---------- Input records ----------

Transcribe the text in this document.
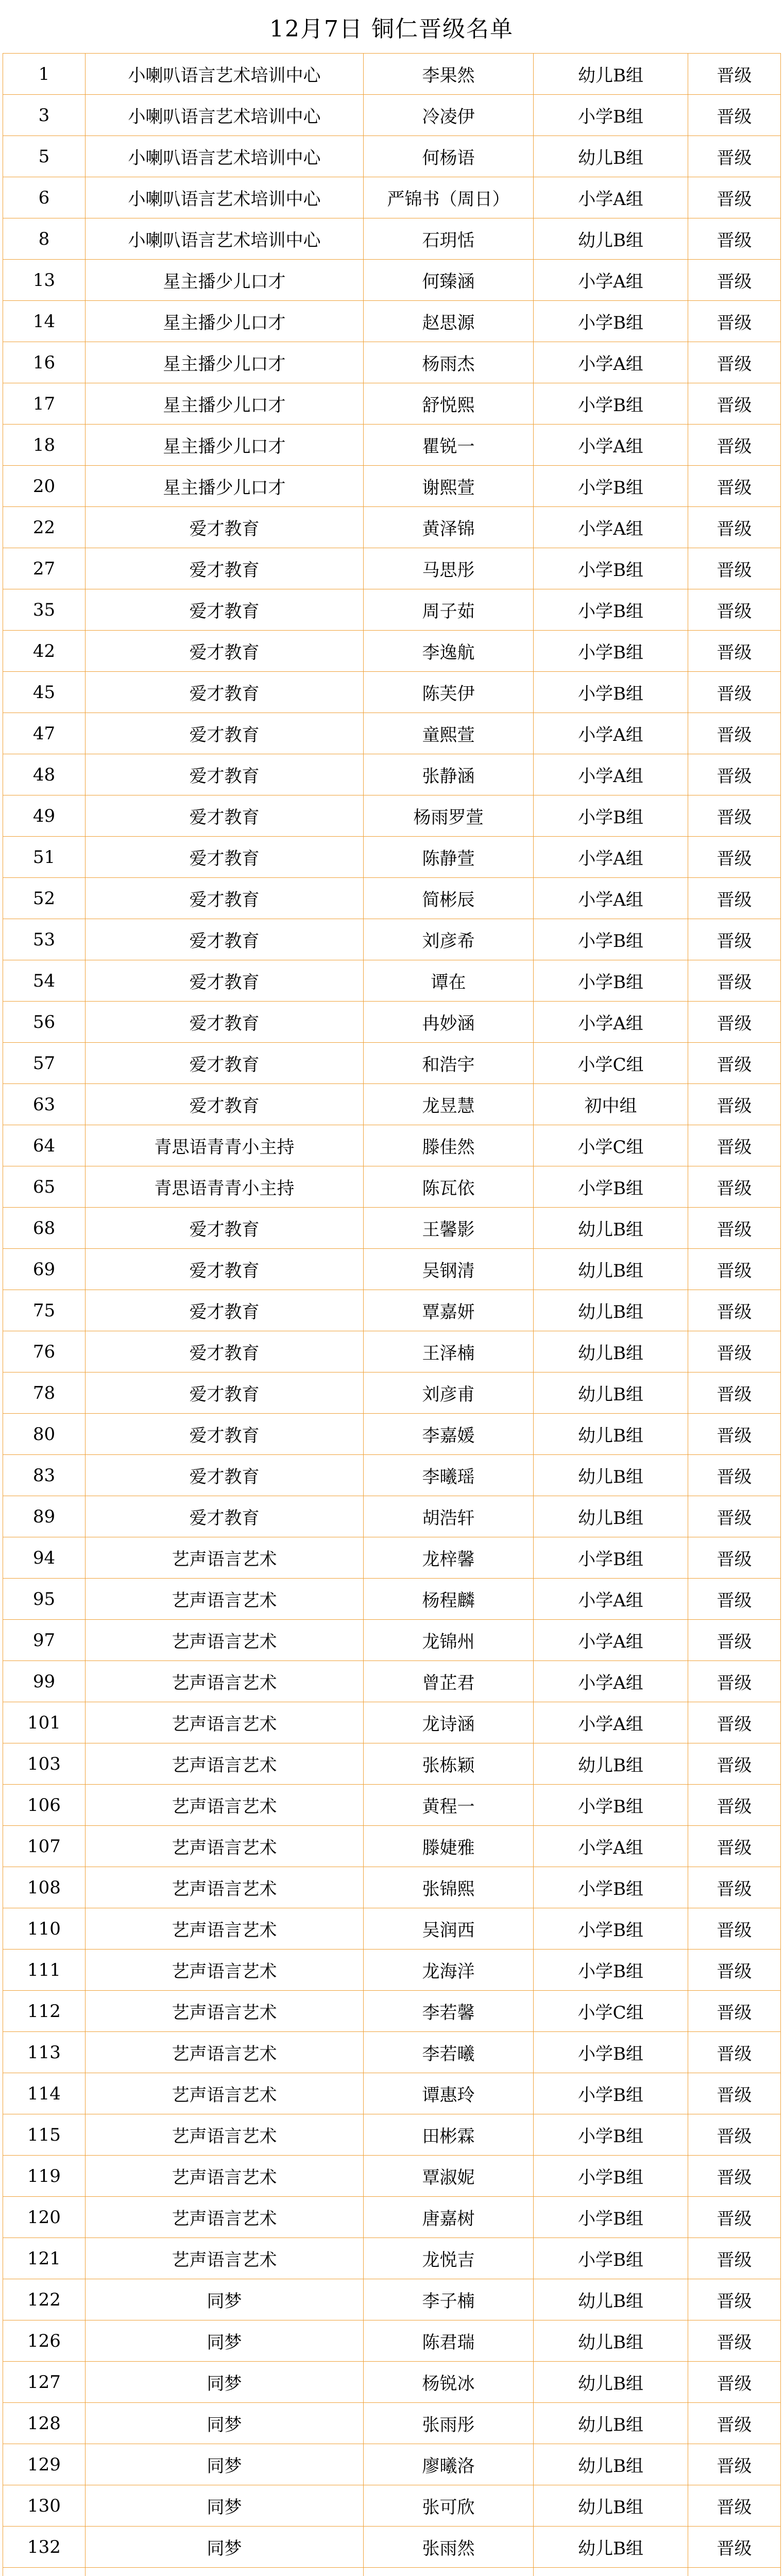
12月7日 铜仁晋级名单
1	小喇叭语言艺术培训中心	李果然	幼儿B组	晋级
3	小喇叭语言艺术培训中心	冷凌伊	小学B组	晋级
5	小喇叭语言艺术培训中心	何杨语	幼儿B组	晋级
6	小喇叭语言艺术培训中心	严锦书（周日）	小学A组	晋级
8	小喇叭语言艺术培训中心	石玥恬	幼儿B组	晋级
13	星主播少儿口才	何臻涵	小学A组	晋级
14	星主播少儿口才	赵思源	小学B组	晋级
16	星主播少儿口才	杨雨杰	小学A组	晋级
17	星主播少儿口才	舒悦熙	小学B组	晋级
18	星主播少儿口才	瞿锐一	小学A组	晋级
20	星主播少儿口才	谢熙萱	小学B组	晋级
22	爱才教育	黄泽锦	小学A组	晋级
27	爱才教育	马思彤	小学B组	晋级
35	爱才教育	周子茹	小学B组	晋级
42	爱才教育	李逸航	小学B组	晋级
45	爱才教育	陈芙伊	小学B组	晋级
47	爱才教育	童熙萱	小学A组	晋级
48	爱才教育	张静涵	小学A组	晋级
49	爱才教育	杨雨罗萱	小学B组	晋级
51	爱才教育	陈静萱	小学A组	晋级
52	爱才教育	简彬辰	小学A组	晋级
53	爱才教育	刘彦希	小学B组	晋级
54	爱才教育	谭在	小学B组	晋级
56	爱才教育	冉妙涵	小学A组	晋级
57	爱才教育	和浩宇	小学C组	晋级
63	爱才教育	龙昱慧	初中组	晋级
64	青思语青青小主持	滕佳然	小学C组	晋级
65	青思语青青小主持	陈瓦依	小学B组	晋级
68	爱才教育	王馨影	幼儿B组	晋级
69	爱才教育	吴钢清	幼儿B组	晋级
75	爱才教育	覃嘉妍	幼儿B组	晋级
76	爱才教育	王泽楠	幼儿B组	晋级
78	爱才教育	刘彦甫	幼儿B组	晋级
80	爱才教育	李嘉媛	幼儿B组	晋级
83	爱才教育	李曦瑶	幼儿B组	晋级
89	爱才教育	胡浩轩	幼儿B组	晋级
94	艺声语言艺术	龙梓馨	小学B组	晋级
95	艺声语言艺术	杨程麟	小学A组	晋级
97	艺声语言艺术	龙锦州	小学A组	晋级
99	艺声语言艺术	曾芷君	小学A组	晋级
101	艺声语言艺术	龙诗涵	小学A组	晋级
103	艺声语言艺术	张栋颖	幼儿B组	晋级
106	艺声语言艺术	黄程一	小学B组	晋级
107	艺声语言艺术	滕婕雅	小学A组	晋级
108	艺声语言艺术	张锦熙	小学B组	晋级
110	艺声语言艺术	吴润西	小学B组	晋级
111	艺声语言艺术	龙海洋	小学B组	晋级
112	艺声语言艺术	李若馨	小学C组	晋级
113	艺声语言艺术	李若曦	小学B组	晋级
114	艺声语言艺术	谭惠玲	小学B组	晋级
115	艺声语言艺术	田彬霖	小学B组	晋级
119	艺声语言艺术	覃淑妮	小学B组	晋级
120	艺声语言艺术	唐嘉树	小学B组	晋级
121	艺声语言艺术	龙悦吉	小学B组	晋级
122	同梦	李子楠	幼儿B组	晋级
126	同梦	陈君瑞	幼儿B组	晋级
127	同梦	杨锐冰	幼儿B组	晋级
128	同梦	张雨彤	幼儿B组	晋级
129	同梦	廖曦洛	幼儿B组	晋级
130	同梦	张可欣	幼儿B组	晋级
132	同梦	张雨然	幼儿B组	晋级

----------

Aim of the task: How many lines in these records hold the string "青思语青青小主持"? Reply with the number alone.

Finished task: 2